» **YOUR INSTRUCTIONS**
Scan the records for the word "khoanh". Copy each line that includes it.
[start DATASET RECORDS]
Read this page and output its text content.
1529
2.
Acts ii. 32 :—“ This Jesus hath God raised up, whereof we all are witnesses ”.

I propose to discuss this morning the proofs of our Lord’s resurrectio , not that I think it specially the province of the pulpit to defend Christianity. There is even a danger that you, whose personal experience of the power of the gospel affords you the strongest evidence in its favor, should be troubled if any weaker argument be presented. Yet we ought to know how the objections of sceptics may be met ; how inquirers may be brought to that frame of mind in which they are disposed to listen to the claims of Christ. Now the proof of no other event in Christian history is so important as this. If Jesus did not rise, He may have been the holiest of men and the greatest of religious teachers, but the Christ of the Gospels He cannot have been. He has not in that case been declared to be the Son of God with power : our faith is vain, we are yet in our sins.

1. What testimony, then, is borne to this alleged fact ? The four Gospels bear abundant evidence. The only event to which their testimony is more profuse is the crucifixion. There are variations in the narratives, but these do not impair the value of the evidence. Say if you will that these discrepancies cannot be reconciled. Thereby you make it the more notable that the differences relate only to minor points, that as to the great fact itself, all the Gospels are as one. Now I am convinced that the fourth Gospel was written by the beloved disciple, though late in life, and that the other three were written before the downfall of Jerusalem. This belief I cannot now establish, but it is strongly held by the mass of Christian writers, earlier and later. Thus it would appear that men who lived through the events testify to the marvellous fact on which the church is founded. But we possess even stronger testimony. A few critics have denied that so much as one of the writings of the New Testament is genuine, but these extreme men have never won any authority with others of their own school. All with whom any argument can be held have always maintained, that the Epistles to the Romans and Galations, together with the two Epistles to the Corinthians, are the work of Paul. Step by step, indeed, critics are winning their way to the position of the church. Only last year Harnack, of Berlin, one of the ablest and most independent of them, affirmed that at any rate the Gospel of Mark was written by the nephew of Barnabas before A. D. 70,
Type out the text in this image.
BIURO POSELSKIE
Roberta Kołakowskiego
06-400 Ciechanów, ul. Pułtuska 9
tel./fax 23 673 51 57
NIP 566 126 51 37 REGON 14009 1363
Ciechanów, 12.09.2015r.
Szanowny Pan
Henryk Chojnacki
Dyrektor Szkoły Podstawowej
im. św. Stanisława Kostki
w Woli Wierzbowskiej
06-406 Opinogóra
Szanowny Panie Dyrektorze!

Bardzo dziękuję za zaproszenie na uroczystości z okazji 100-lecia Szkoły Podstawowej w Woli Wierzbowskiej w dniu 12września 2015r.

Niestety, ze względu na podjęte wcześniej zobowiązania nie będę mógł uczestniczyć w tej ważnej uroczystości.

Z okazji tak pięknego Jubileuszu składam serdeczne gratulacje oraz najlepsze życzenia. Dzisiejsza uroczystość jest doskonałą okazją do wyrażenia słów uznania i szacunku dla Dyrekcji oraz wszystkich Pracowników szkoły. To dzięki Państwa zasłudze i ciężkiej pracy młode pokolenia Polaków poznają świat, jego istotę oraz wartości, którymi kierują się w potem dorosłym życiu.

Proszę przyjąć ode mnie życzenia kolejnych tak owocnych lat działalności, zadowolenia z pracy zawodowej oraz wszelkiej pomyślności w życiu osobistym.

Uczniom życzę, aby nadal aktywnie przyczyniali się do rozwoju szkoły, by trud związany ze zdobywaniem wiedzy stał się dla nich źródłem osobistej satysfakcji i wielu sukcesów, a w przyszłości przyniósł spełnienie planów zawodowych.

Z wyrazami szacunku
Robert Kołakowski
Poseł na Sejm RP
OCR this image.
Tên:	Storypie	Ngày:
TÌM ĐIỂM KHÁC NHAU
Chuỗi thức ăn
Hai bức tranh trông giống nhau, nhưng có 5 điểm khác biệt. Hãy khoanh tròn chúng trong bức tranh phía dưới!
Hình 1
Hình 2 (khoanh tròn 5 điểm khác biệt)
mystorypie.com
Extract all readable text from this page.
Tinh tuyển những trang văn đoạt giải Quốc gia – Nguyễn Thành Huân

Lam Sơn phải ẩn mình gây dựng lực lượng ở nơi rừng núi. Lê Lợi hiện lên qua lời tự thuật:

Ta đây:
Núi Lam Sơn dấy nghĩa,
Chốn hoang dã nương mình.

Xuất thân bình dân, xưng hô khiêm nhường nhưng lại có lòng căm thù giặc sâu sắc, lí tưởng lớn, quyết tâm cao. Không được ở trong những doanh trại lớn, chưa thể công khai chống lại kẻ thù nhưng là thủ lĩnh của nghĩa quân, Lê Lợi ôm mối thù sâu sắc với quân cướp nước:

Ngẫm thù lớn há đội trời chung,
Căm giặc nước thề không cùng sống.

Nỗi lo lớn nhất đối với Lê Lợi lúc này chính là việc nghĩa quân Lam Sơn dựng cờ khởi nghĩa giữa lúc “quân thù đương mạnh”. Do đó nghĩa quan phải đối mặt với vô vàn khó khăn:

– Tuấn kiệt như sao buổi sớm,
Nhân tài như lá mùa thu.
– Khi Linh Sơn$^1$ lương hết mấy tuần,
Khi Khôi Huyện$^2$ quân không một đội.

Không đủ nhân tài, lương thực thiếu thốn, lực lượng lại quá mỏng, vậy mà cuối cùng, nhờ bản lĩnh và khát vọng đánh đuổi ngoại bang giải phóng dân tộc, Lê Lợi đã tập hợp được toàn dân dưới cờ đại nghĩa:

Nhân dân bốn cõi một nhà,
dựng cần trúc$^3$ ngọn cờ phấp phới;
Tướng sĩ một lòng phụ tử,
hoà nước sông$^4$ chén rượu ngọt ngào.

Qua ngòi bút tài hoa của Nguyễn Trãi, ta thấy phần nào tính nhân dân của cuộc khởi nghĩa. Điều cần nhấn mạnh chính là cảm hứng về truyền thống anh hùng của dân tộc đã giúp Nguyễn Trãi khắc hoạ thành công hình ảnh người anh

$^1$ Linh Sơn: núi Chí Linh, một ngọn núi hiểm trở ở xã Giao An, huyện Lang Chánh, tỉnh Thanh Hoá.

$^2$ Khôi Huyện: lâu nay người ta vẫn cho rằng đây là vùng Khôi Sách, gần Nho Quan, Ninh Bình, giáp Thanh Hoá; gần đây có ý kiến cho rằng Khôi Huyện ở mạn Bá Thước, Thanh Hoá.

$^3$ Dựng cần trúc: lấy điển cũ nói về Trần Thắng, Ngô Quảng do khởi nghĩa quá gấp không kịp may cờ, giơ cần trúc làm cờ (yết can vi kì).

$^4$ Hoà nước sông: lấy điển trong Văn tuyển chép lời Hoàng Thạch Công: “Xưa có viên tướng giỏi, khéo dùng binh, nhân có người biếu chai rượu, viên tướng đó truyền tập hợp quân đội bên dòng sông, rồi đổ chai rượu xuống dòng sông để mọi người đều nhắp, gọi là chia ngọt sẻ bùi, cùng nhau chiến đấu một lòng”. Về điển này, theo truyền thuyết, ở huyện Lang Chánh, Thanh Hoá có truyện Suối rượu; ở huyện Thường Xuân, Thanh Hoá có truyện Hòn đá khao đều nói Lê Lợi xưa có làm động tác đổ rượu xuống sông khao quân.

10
[end DATASET RECORDS]
» **SOLUTION BELOW**
Hai bức tranh trông giống nhau, nhưng có 5 điểm khác biệt. Hãy khoanh tròn chúng trong bức tranh phía dưới!
Hình 2 (khoanh tròn 5 điểm khác biệt)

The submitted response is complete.